> SET EXERCISE
Copy out each line below exactly as it appears.

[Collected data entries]
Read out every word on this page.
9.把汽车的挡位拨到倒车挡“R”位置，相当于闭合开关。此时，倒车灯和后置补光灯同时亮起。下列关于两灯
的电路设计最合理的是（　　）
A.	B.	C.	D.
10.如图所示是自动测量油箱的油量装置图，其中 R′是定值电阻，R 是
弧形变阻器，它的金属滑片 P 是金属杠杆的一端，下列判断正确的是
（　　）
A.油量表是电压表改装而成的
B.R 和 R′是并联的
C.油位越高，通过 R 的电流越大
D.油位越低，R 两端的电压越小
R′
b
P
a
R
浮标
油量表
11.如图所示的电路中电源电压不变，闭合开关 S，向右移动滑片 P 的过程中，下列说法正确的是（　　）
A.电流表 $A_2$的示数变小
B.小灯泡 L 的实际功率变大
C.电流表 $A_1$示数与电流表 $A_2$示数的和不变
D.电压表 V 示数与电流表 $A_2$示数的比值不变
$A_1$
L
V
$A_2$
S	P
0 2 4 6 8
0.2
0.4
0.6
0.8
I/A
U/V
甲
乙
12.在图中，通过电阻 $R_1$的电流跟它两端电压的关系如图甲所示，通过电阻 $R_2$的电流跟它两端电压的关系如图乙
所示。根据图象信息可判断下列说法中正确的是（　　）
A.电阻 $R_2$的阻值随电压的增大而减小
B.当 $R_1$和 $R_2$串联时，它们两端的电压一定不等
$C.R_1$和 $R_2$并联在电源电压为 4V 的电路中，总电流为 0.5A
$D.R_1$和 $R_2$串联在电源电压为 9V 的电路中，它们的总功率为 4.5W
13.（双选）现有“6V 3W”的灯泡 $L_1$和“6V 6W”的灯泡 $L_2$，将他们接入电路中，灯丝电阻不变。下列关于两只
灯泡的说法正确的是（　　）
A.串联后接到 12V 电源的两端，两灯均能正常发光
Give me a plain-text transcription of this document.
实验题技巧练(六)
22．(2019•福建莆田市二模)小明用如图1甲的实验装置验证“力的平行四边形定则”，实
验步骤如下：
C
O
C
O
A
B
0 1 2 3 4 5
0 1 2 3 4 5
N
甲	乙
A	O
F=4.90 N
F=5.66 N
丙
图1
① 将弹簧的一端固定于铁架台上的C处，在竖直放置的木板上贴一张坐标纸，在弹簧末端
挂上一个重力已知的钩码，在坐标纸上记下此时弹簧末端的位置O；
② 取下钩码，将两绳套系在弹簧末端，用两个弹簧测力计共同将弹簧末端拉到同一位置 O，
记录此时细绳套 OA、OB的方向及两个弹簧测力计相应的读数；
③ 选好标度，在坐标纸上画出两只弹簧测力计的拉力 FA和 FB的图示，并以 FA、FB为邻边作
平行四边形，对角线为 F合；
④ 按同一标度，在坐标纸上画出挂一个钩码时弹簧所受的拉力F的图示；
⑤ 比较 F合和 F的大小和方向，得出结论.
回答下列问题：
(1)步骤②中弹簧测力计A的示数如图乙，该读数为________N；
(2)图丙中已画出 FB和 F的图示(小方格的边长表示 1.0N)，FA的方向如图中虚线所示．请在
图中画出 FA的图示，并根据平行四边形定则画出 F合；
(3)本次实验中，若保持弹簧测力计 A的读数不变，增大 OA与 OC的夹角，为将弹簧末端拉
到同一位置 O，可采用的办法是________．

> OUTPUT
Read out every word on this page.
9.把汽车的挡位拨到倒车挡“R”位置，相当于闭合开关。此时，倒车灯和后置补光灯同时亮起。下列关于两灯
的电路设计最合理的是（　　）
A.	B.	C.	D.
10.如图所示是自动测量油箱的油量装置图，其中 R′是定值电阻，R 是
弧形变阻器，它的金属滑片 P 是金属杠杆的一端，下列判断正确的是
（　　）
A.油量表是电压表改装而成的
B.R 和 R′是并联的
C.油位越高，通过 R 的电流越大
D.油位越低，R 两端的电压越小
R′
b
P
a
R
浮标
油量表
11.如图所示的电路中电源电压不变，闭合开关 S，向右移动滑片 P 的过程中，下列说法正确的是（　　）
A.电流表 $A_2$的示数变小
B.小灯泡 L 的实际功率变大
C.电流表 $A_1$示数与电流表 $A_2$示数的和不变
D.电压表 V 示数与电流表 $A_2$示数的比值不变
$A_1$
L
V
$A_2$
S	P
0 2 4 6 8
0.2
0.4
0.6
0.8
I/A
U/V
甲
乙
12.在图中，通过电阻 $R_1$的电流跟它两端电压的关系如图甲所示，通过电阻 $R_2$的电流跟它两端电压的关系如图乙
所示。根据图象信息可判断下列说法中正确的是（　　）
A.电阻 $R_2$的阻值随电压的增大而减小
B.当 $R_1$和 $R_2$串联时，它们两端的电压一定不等
$C.R_1$和 $R_2$并联在电源电压为 4V 的电路中，总电流为 0.5A
$D.R_1$和 $R_2$串联在电源电压为 9V 的电路中，它们的总功率为 4.5W
13.（双选）现有“6V 3W”的灯泡 $L_1$和“6V 6W”的灯泡 $L_2$，将他们接入电路中，灯丝电阻不变。下列关于两只
灯泡的说法正确的是（　　）
A.串联后接到 12V 电源的两端，两灯均能正常发光
Give me a plain-text transcription of this document.
实验题技巧练(六)
22．(2019•福建莆田市二模)小明用如图1甲的实验装置验证“力的平行四边形定则”，实
验步骤如下：
C
O
C
O
A
B
0 1 2 3 4 5
0 1 2 3 4 5
N
甲	乙
A	O
F=4.90 N
F=5.66 N
丙
图1
① 将弹簧的一端固定于铁架台上的C处，在竖直放置的木板上贴一张坐标纸，在弹簧末端
挂上一个重力已知的钩码，在坐标纸上记下此时弹簧末端的位置O；
② 取下钩码，将两绳套系在弹簧末端，用两个弹簧测力计共同将弹簧末端拉到同一位置 O，
记录此时细绳套 OA、OB的方向及两个弹簧测力计相应的读数；
③ 选好标度，在坐标纸上画出两只弹簧测力计的拉力 FA和 FB的图示，并以 FA、FB为邻边作
平行四边形，对角线为 F合；
④ 按同一标度，在坐标纸上画出挂一个钩码时弹簧所受的拉力F的图示；
⑤ 比较 F合和 F的大小和方向，得出结论.
回答下列问题：
(1)步骤②中弹簧测力计A的示数如图乙，该读数为________N；
(2)图丙中已画出 FB和 F的图示(小方格的边长表示 1.0N)，FA的方向如图中虚线所示．请在
图中画出 FA的图示，并根据平行四边形定则画出 F合；
(3)本次实验中，若保持弹簧测力计 A的读数不变，增大 OA与 OC的夹角，为将弹簧末端拉
到同一位置 O，可采用的办法是________．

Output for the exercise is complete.